- **Requirements**:
Print the forum post about climbing in the Gunks below, word for word and in full.

- **Document segment**:
--*--

I am sure you will get more!

bacchus has good eats and good beer

bring tricams

Hope it is not too hot

Offline MT

  • NEClimbs Full Member
  • ***
  • Posts: 185
  • I love YaBB 1G - SP1!
Re: Headed to the Gunks
« Reply #2 on: July 25, 2005, 11:39:34 AM »
Hit the classics like Gelsa (5.4), High Exposure (5.6), Madame G's (5.?) and Horseman (5.5) on Thur if you can. They'll be pretty queued up on the weekend. In fact, they'll probably be crowded during the week too. A great climb and a must-do is Disneyland 5.6 in the Near Trapps. On the weekend, get there early! if you want to get on any classic or be prepared to wait.

Good leads for the beginner are Easy Overhang 5.2, Betty 5.3 and Jackie 5.5.

--*--

- **Available data**:
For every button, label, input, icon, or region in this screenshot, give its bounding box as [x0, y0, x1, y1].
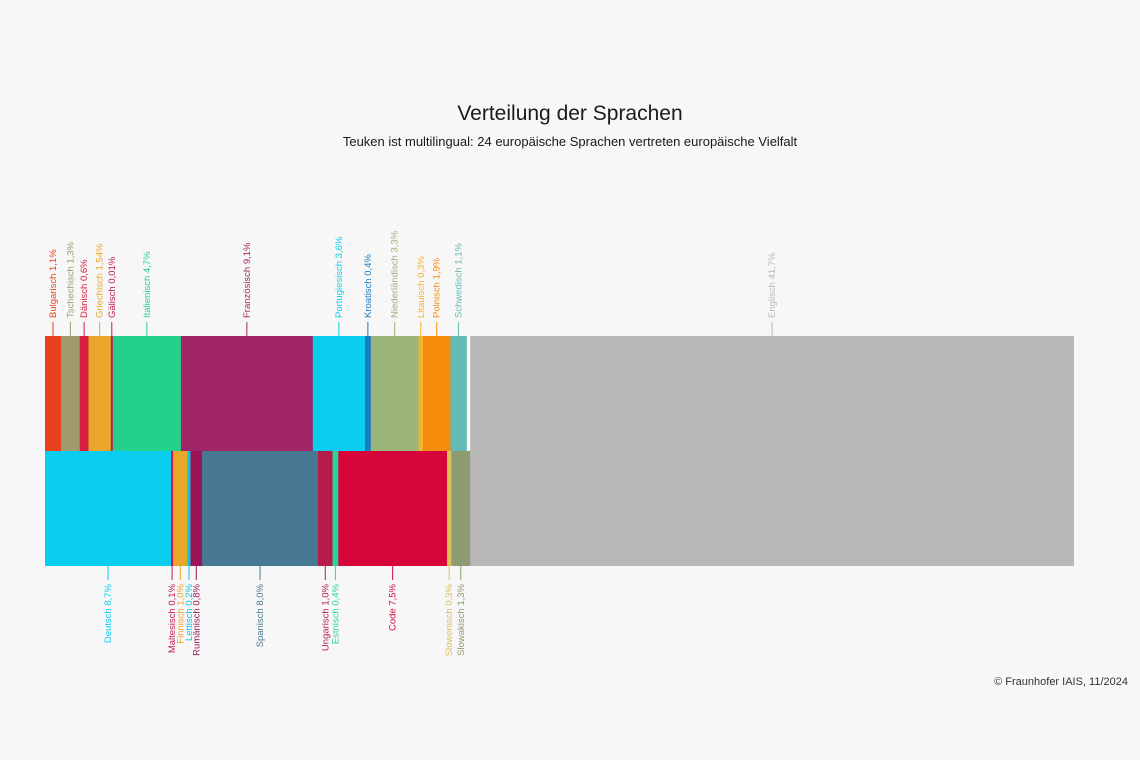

--*--

- **The response**:
I am sure you will get more!

bacchus has good eats and good beer

bring tricams

Hope it is not too hot

Offline MT

  • NEClimbs Full Member
  • ***
  • Posts: 185
  • I love YaBB 1G - SP1!
Re: Headed to the Gunks
« Reply #2 on: July 25, 2005, 11:39:34 AM »
Hit the classics like Gelsa (5.4), High Exposure (5.6), Madame G's (5.?) and Horseman (5.5) on Thur if you can. They'll be pretty queued up on the weekend. In fact, they'll probably be crowded during the week too. A great climb and a must-do is Disneyland 5.6 in the Near Trapps. On the weekend, get there early! if you want to get on any classic or be prepared to wait.

Good leads for the beginner are Easy Overhang 5.2, Betty 5.3 and Jackie 5.5.